• **GIVEN TASK**
Check every line of the entries below for the word "JSON", and copy the ones that have it.

[Stored entries]
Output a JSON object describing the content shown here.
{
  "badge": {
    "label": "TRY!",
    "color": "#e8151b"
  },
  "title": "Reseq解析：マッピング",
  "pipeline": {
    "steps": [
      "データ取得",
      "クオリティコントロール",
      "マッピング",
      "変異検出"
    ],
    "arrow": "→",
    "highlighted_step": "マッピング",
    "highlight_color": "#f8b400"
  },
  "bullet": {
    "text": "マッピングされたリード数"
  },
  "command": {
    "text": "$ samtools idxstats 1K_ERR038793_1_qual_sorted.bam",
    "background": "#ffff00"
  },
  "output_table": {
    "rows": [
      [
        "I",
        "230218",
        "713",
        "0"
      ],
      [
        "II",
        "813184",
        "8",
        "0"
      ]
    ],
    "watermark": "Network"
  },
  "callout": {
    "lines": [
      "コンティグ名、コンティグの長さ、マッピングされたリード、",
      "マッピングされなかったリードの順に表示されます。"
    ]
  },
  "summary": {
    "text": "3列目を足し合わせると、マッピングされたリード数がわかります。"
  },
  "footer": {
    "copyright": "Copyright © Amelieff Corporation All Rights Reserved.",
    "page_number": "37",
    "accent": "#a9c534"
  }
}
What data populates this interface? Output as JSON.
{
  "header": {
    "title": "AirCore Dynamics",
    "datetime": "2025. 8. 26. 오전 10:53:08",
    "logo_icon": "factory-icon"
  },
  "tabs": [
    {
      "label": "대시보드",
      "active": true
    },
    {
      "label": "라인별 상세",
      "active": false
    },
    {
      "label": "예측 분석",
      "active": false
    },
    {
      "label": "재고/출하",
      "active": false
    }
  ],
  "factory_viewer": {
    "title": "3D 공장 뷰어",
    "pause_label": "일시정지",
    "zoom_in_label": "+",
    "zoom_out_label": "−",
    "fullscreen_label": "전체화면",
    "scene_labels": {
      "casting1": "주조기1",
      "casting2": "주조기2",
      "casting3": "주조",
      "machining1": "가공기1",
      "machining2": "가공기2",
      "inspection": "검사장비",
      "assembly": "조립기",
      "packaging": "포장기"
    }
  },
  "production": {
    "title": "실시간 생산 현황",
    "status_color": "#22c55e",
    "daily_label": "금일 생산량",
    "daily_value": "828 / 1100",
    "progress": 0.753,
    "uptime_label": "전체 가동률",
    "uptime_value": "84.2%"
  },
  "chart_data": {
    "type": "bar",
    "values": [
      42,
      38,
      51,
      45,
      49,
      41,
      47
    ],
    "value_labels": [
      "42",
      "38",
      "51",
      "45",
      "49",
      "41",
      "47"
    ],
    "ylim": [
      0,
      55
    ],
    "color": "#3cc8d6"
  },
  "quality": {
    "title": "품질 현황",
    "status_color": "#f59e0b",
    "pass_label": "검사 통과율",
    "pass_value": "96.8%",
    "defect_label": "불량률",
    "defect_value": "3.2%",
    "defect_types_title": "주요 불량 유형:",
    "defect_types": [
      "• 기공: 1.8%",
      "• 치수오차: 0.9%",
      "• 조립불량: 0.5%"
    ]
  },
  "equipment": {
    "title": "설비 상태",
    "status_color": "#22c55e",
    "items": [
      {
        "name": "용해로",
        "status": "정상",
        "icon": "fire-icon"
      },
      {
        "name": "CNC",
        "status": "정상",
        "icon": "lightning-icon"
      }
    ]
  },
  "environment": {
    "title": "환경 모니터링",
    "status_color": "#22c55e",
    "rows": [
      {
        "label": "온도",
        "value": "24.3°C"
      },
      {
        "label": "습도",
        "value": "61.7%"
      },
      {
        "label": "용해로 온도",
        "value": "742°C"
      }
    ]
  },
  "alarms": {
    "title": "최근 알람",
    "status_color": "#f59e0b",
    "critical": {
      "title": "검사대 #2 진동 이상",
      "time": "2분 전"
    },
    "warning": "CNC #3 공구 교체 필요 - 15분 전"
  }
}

• **FULL RESPONSE**
Output a JSON object describing the content shown here.
What data populates this interface? Output as JSON.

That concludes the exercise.